The exercise:
Write the count of lines that contain the word "destinations" and nothing else.

Listed entries:

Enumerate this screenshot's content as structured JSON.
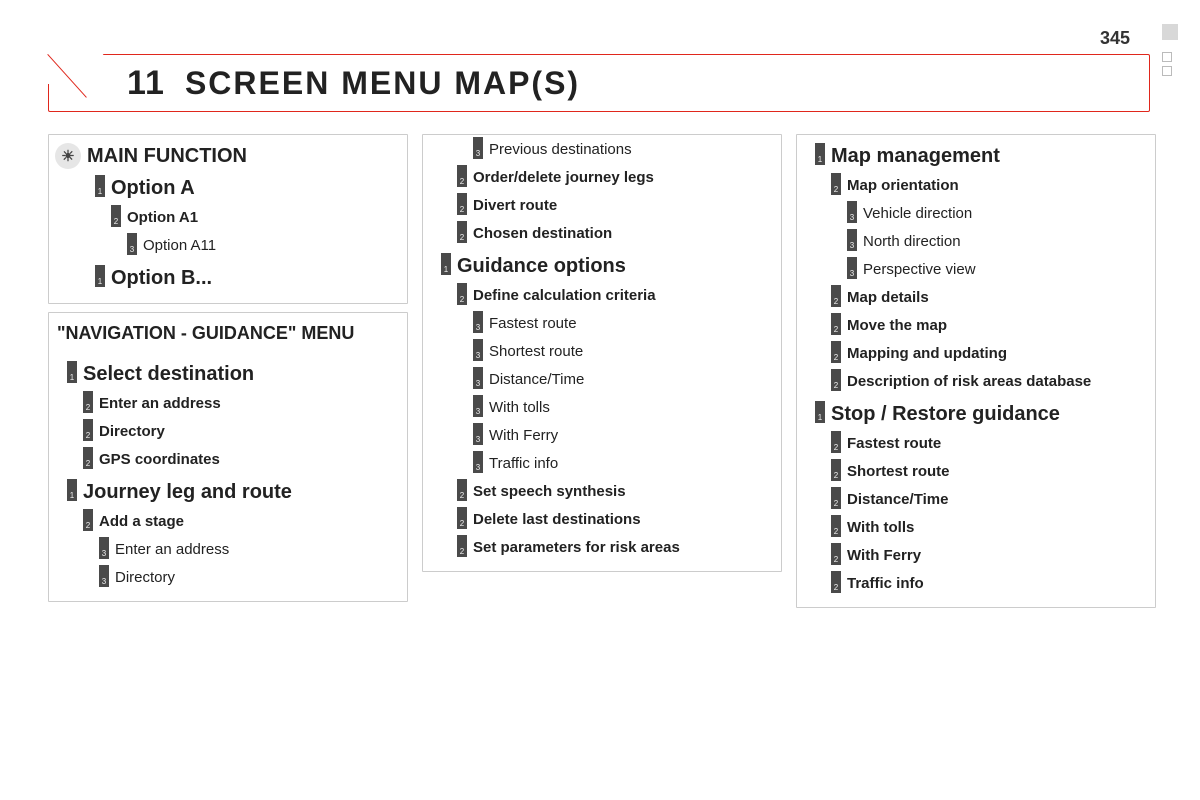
{
  "page_number": "345",
  "header": {
    "number": "11",
    "title": "SCREEN MENU MAP(S)"
  },
  "colors": {
    "accent": "#e0271c",
    "tag_bg": "#4a4a4a",
    "border": "#cccccc",
    "bg": "#ffffff",
    "text": "#222222"
  },
  "col1": {
    "block1": {
      "header": "MAIN FUNCTION",
      "items": [
        {
          "level": 1,
          "num": "1",
          "label": "Option A"
        },
        {
          "level": 2,
          "num": "2",
          "label": "Option A1"
        },
        {
          "level": 3,
          "num": "3",
          "label": "Option A11"
        },
        {
          "level": 1,
          "num": "1",
          "label": "Option B..."
        }
      ]
    },
    "block2": {
      "header": "\"NAVIGATION - GUIDANCE\" MENU",
      "items": [
        {
          "level": 1,
          "num": "1",
          "label": "Select destination"
        },
        {
          "level": 2,
          "num": "2",
          "label": "Enter an address"
        },
        {
          "level": 2,
          "num": "2",
          "label": "Directory"
        },
        {
          "level": 2,
          "num": "2",
          "label": "GPS coordinates"
        },
        {
          "level": 1,
          "num": "1",
          "label": "Journey leg and route"
        },
        {
          "level": 2,
          "num": "2",
          "label": "Add a stage"
        },
        {
          "level": 3,
          "num": "3",
          "label": "Enter an address"
        },
        {
          "level": 3,
          "num": "3",
          "label": "Directory"
        }
      ]
    }
  },
  "col2": {
    "items": [
      {
        "level": 3,
        "num": "3",
        "label": "Previous destinations"
      },
      {
        "level": 2,
        "num": "2",
        "label": "Order/delete journey legs"
      },
      {
        "level": 2,
        "num": "2",
        "label": "Divert route"
      },
      {
        "level": 2,
        "num": "2",
        "label": "Chosen destination"
      },
      {
        "level": 1,
        "num": "1",
        "label": "Guidance options"
      },
      {
        "level": 2,
        "num": "2",
        "label": "Define calculation criteria"
      },
      {
        "level": 3,
        "num": "3",
        "label": "Fastest route"
      },
      {
        "level": 3,
        "num": "3",
        "label": "Shortest route"
      },
      {
        "level": 3,
        "num": "3",
        "label": "Distance/Time"
      },
      {
        "level": 3,
        "num": "3",
        "label": "With tolls"
      },
      {
        "level": 3,
        "num": "3",
        "label": "With Ferry"
      },
      {
        "level": 3,
        "num": "3",
        "label": "Traffic info"
      },
      {
        "level": 2,
        "num": "2",
        "label": "Set speech synthesis"
      },
      {
        "level": 2,
        "num": "2",
        "label": "Delete last destinations"
      },
      {
        "level": 2,
        "num": "2",
        "label": "Set parameters for risk areas"
      }
    ]
  },
  "col3": {
    "items": [
      {
        "level": 1,
        "num": "1",
        "label": "Map management"
      },
      {
        "level": 2,
        "num": "2",
        "label": "Map orientation"
      },
      {
        "level": 3,
        "num": "3",
        "label": "Vehicle direction"
      },
      {
        "level": 3,
        "num": "3",
        "label": "North direction"
      },
      {
        "level": 3,
        "num": "3",
        "label": "Perspective view"
      },
      {
        "level": 2,
        "num": "2",
        "label": "Map details"
      },
      {
        "level": 2,
        "num": "2",
        "label": "Move the map"
      },
      {
        "level": 2,
        "num": "2",
        "label": "Mapping and updating"
      },
      {
        "level": 2,
        "num": "2",
        "label": "Description of risk areas database"
      },
      {
        "level": 1,
        "num": "1",
        "label": "Stop / Restore guidance"
      },
      {
        "level": 2,
        "num": "2",
        "label": "Fastest route"
      },
      {
        "level": 2,
        "num": "2",
        "label": "Shortest route"
      },
      {
        "level": 2,
        "num": "2",
        "label": "Distance/Time"
      },
      {
        "level": 2,
        "num": "2",
        "label": "With tolls"
      },
      {
        "level": 2,
        "num": "2",
        "label": "With Ferry"
      },
      {
        "level": 2,
        "num": "2",
        "label": "Traffic info"
      }
    ]
  }
}
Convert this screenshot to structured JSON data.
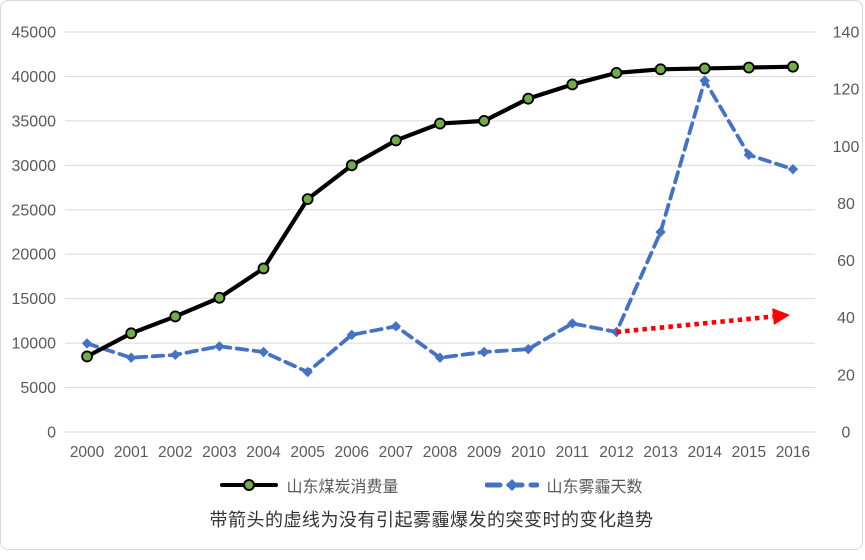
{
  "window": {
    "background": "#ffffff",
    "frame_border_color": "#d9d9d9"
  },
  "colors": {
    "coal_line": "#000000",
    "coal_marker_fill": "#70ad47",
    "coal_marker_outline": "#000000",
    "haze_line": "#4472c4",
    "arrow_red": "#ff0000",
    "gridline": "#d9d9d9",
    "axis_label": "#595959",
    "caption_text": "#333333"
  },
  "chart_data": {
    "type": "line",
    "categories": [
      "2000",
      "2001",
      "2002",
      "2003",
      "2004",
      "2005",
      "2006",
      "2007",
      "2008",
      "2009",
      "2010",
      "2011",
      "2012",
      "2013",
      "2014",
      "2015",
      "2016"
    ],
    "series": [
      {
        "name": "山东煤炭消费量",
        "axis": "left",
        "line_style": "solid",
        "marker": "circle",
        "values": [
          8500,
          11100,
          13000,
          15100,
          18400,
          26200,
          30000,
          32800,
          34700,
          35000,
          37500,
          39100,
          40400,
          40800,
          40900,
          41000,
          41100
        ]
      },
      {
        "name": "山东雾霾天数",
        "axis": "right",
        "line_style": "dashed",
        "marker": "diamond",
        "values": [
          31,
          26,
          27,
          30,
          28,
          21,
          34,
          37,
          26,
          28,
          29,
          38,
          35,
          70,
          123,
          97,
          92
        ]
      }
    ],
    "left_axis": {
      "min": 0,
      "max": 45000,
      "step": 5000,
      "tick_labels": [
        "0",
        "5000",
        "10000",
        "15000",
        "20000",
        "25000",
        "30000",
        "35000",
        "40000",
        "45000"
      ]
    },
    "right_axis": {
      "min": 0,
      "max": 140,
      "step": 20,
      "tick_labels": [
        "0",
        "20",
        "40",
        "60",
        "80",
        "100",
        "120",
        "140"
      ]
    },
    "grid": true,
    "legend_position": "bottom",
    "annotation_arrow": {
      "axis": "right",
      "style": "dotted",
      "start_year": "2012",
      "start_value": 35,
      "end_year": "2016",
      "end_value": 41
    }
  },
  "legend": {
    "items": [
      {
        "label": "山东煤炭消费量"
      },
      {
        "label": "山东雾霾天数"
      }
    ]
  },
  "caption": "带箭头的虚线为没有引起雾霾爆发的突变时的变化趋势"
}
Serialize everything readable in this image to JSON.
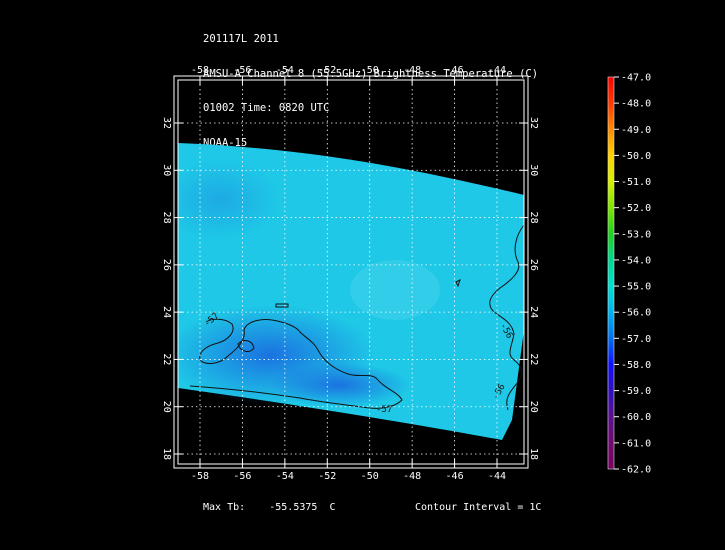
{
  "header": {
    "lines": [
      "201117L 2011",
      "AMSU-A Channel 8 (55.5GHz) Brightness Temperature (C)",
      "01002 Time: 0820 UTC",
      "NOAA-15"
    ]
  },
  "map": {
    "lon_ticks": [
      "-58",
      "-56",
      "-54",
      "-52",
      "-50",
      "-48",
      "-46",
      "-44"
    ],
    "lat_ticks": [
      "18",
      "20",
      "22",
      "24",
      "26",
      "28",
      "30",
      "32"
    ],
    "contour_labels": [
      "-57",
      "-57",
      "-56",
      "-56"
    ],
    "swath_color": "#1ec8e6",
    "cold_color": "#1e78e0",
    "grid_color": "#ffffff"
  },
  "colorbar": {
    "labels": [
      "-47.0",
      "-48.0",
      "-49.0",
      "-50.0",
      "-51.0",
      "-52.0",
      "-53.0",
      "-54.0",
      "-55.0",
      "-56.0",
      "-57.0",
      "-58.0",
      "-59.0",
      "-60.0",
      "-61.0",
      "-62.0"
    ],
    "colors": [
      "#ff0000",
      "#ff3a00",
      "#ff8c00",
      "#ffd200",
      "#d8f000",
      "#7de600",
      "#20d020",
      "#00d890",
      "#00e0d0",
      "#00b4f0",
      "#0070f0",
      "#1010ff",
      "#3010c0",
      "#5a1090",
      "#700a70",
      "#7a0060"
    ]
  },
  "footer": {
    "max_tb_label": "Max Tb:",
    "max_tb_value": "-55.5375",
    "max_tb_unit": "C",
    "contour_interval": "Contour Interval = 1C"
  }
}
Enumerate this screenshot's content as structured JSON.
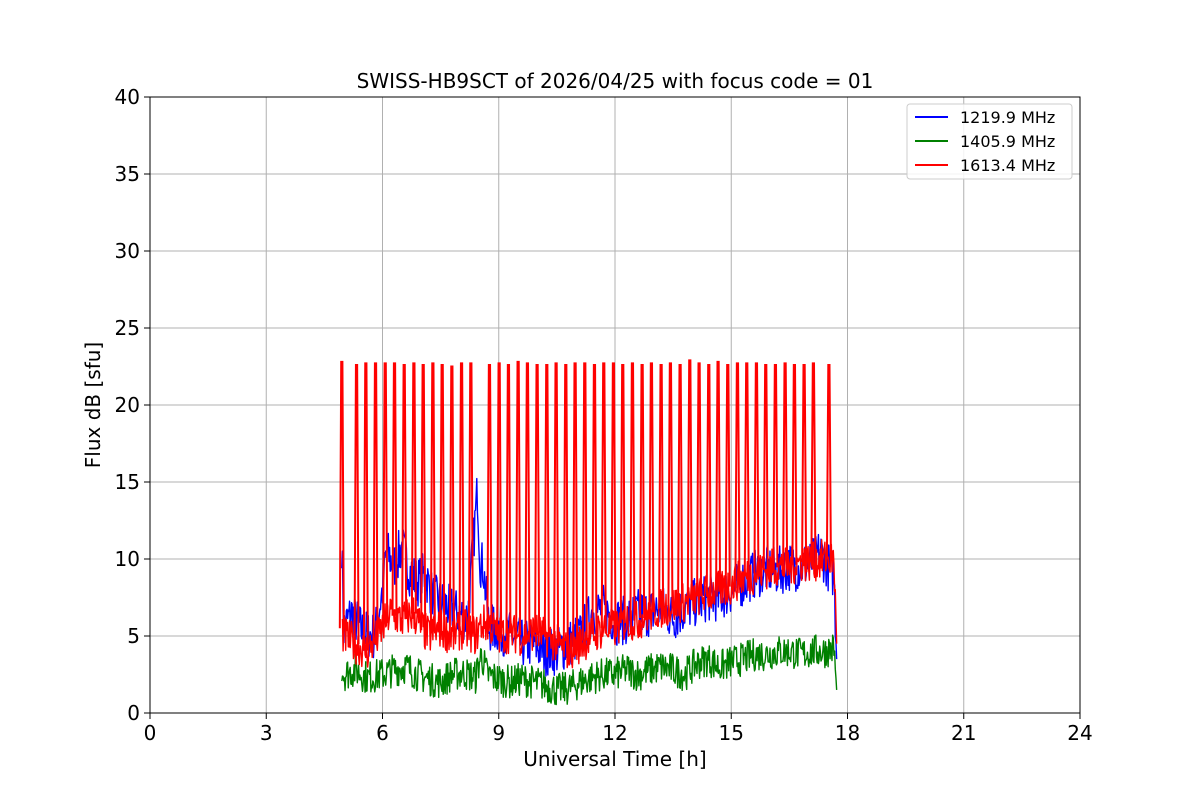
{
  "chart_data": {
    "type": "line",
    "title": "SWISS-HB9SCT of 2026/04/25 with focus code = 01",
    "xlabel": "Universal Time [h]",
    "ylabel": "Flux dB [sfu]",
    "xlim": [
      0,
      24
    ],
    "ylim": [
      0,
      40
    ],
    "x_ticks": [
      "0",
      "3",
      "6",
      "9",
      "12",
      "15",
      "18",
      "21",
      "24"
    ],
    "y_ticks": [
      "0",
      "5",
      "10",
      "15",
      "20",
      "25",
      "30",
      "35",
      "40"
    ],
    "grid": true,
    "legend_position": "top-right",
    "series": [
      {
        "name": "1219.9 MHz",
        "color": "#0000ff",
        "x": [
          4.95,
          5.0,
          5.2,
          5.5,
          5.8,
          6.0,
          6.1,
          6.3,
          6.5,
          6.7,
          6.9,
          7.1,
          7.3,
          7.6,
          7.9,
          8.2,
          8.45,
          8.52,
          8.6,
          8.75,
          9.0,
          9.3,
          9.6,
          9.9,
          10.2,
          10.5,
          10.8,
          11.1,
          11.4,
          11.7,
          12.0,
          12.3,
          12.6,
          12.9,
          13.2,
          13.5,
          13.8,
          14.1,
          14.4,
          14.7,
          15.0,
          15.3,
          15.6,
          15.9,
          16.2,
          16.5,
          16.8,
          17.1,
          17.3,
          17.5,
          17.65,
          17.72
        ],
        "values": [
          11,
          5.5,
          6.5,
          5.2,
          5.0,
          8.0,
          10.5,
          9.5,
          10.8,
          9.2,
          8.5,
          9.0,
          7.5,
          7.0,
          6.5,
          6.2,
          14.5,
          9.8,
          9.5,
          5.5,
          5.5,
          5.0,
          4.5,
          4.5,
          4.0,
          4.0,
          4.5,
          5.0,
          6.5,
          6.8,
          6.0,
          6.0,
          6.5,
          6.5,
          6.8,
          6.2,
          6.8,
          7.2,
          7.5,
          7.5,
          8.0,
          8.5,
          9.0,
          9.3,
          9.2,
          9.5,
          9.5,
          9.8,
          10.5,
          9.5,
          9.0,
          3.5
        ]
      },
      {
        "name": "1405.9 MHz",
        "color": "#008000",
        "x": [
          4.95,
          5.0,
          5.3,
          5.6,
          6.0,
          6.3,
          6.6,
          6.9,
          7.2,
          7.5,
          7.8,
          8.1,
          8.4,
          8.55,
          8.7,
          9.0,
          9.3,
          9.6,
          9.9,
          10.2,
          10.5,
          10.8,
          11.1,
          11.4,
          11.7,
          12.0,
          12.3,
          12.6,
          12.9,
          13.2,
          13.5,
          13.8,
          14.1,
          14.4,
          14.7,
          15.0,
          15.3,
          15.6,
          15.9,
          16.2,
          16.5,
          16.8,
          17.1,
          17.4,
          17.65,
          17.72
        ],
        "values": [
          3.0,
          2.5,
          2.8,
          2.3,
          2.5,
          2.8,
          3.0,
          2.5,
          2.2,
          2.0,
          2.5,
          2.6,
          2.3,
          3.8,
          2.5,
          2.2,
          2.0,
          2.2,
          2.0,
          1.8,
          1.5,
          1.6,
          2.0,
          2.3,
          2.5,
          2.5,
          2.8,
          2.5,
          2.8,
          3.0,
          2.8,
          2.5,
          3.2,
          3.5,
          3.0,
          3.3,
          3.5,
          3.8,
          3.8,
          4.0,
          4.0,
          3.8,
          4.0,
          4.0,
          4.2,
          1.5
        ]
      },
      {
        "name": "1613.4 MHz",
        "color": "#ff0000",
        "x": [
          4.95,
          5.0,
          5.3,
          5.6,
          5.9,
          6.2,
          6.5,
          6.8,
          7.0,
          7.2,
          7.5,
          7.8,
          8.1,
          8.4,
          8.55,
          8.75,
          9.0,
          9.3,
          9.6,
          9.9,
          10.2,
          10.5,
          10.8,
          11.1,
          11.4,
          11.7,
          12.0,
          12.3,
          12.6,
          12.9,
          13.2,
          13.5,
          13.8,
          14.1,
          14.4,
          14.7,
          15.0,
          15.3,
          15.6,
          15.9,
          16.2,
          16.5,
          16.8,
          17.1,
          17.4,
          17.65,
          17.72
        ],
        "values": [
          5.5,
          5.0,
          4.5,
          4.0,
          5.0,
          6.5,
          6.0,
          6.5,
          5.5,
          5.0,
          5.5,
          5.0,
          5.5,
          5.0,
          5.8,
          5.8,
          5.0,
          5.2,
          5.0,
          5.3,
          5.0,
          4.5,
          4.0,
          4.5,
          5.0,
          5.5,
          5.5,
          6.0,
          6.0,
          6.5,
          6.8,
          7.0,
          7.2,
          7.5,
          7.8,
          8.0,
          8.3,
          8.8,
          9.0,
          9.3,
          9.5,
          9.5,
          9.8,
          9.8,
          10.0,
          10.0,
          4.5
        ]
      }
    ],
    "spikes": {
      "series": "1613.4 MHz",
      "peak_values": [
        22.8,
        22.6,
        22.7,
        22.7,
        22.7,
        22.7,
        22.6,
        22.7,
        22.6,
        22.7,
        22.6,
        22.5,
        22.7,
        22.7,
        22.6,
        22.7,
        22.6,
        22.8,
        22.7,
        22.6,
        22.6,
        22.7,
        22.6,
        22.7,
        22.7,
        22.6,
        22.7,
        22.7,
        22.6,
        22.7,
        22.6,
        22.7,
        22.6,
        22.7,
        22.6,
        22.9,
        22.7,
        22.6,
        22.8,
        22.6,
        22.7,
        22.7,
        22.7,
        22.6,
        22.6,
        22.7,
        22.6,
        22.6,
        22.7,
        22.6
      ],
      "x": [
        4.95,
        5.33,
        5.57,
        5.82,
        6.07,
        6.31,
        6.56,
        6.81,
        7.05,
        7.3,
        7.54,
        7.79,
        8.04,
        8.28,
        8.76,
        9.01,
        9.25,
        9.5,
        9.74,
        9.99,
        10.24,
        10.48,
        10.73,
        10.97,
        11.22,
        11.47,
        11.71,
        11.96,
        12.2,
        12.45,
        12.7,
        12.94,
        13.19,
        13.43,
        13.68,
        13.93,
        14.17,
        14.42,
        14.66,
        14.91,
        15.16,
        15.4,
        15.65,
        15.89,
        16.14,
        16.39,
        16.63,
        16.88,
        17.12,
        17.52
      ]
    }
  }
}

Written response:
2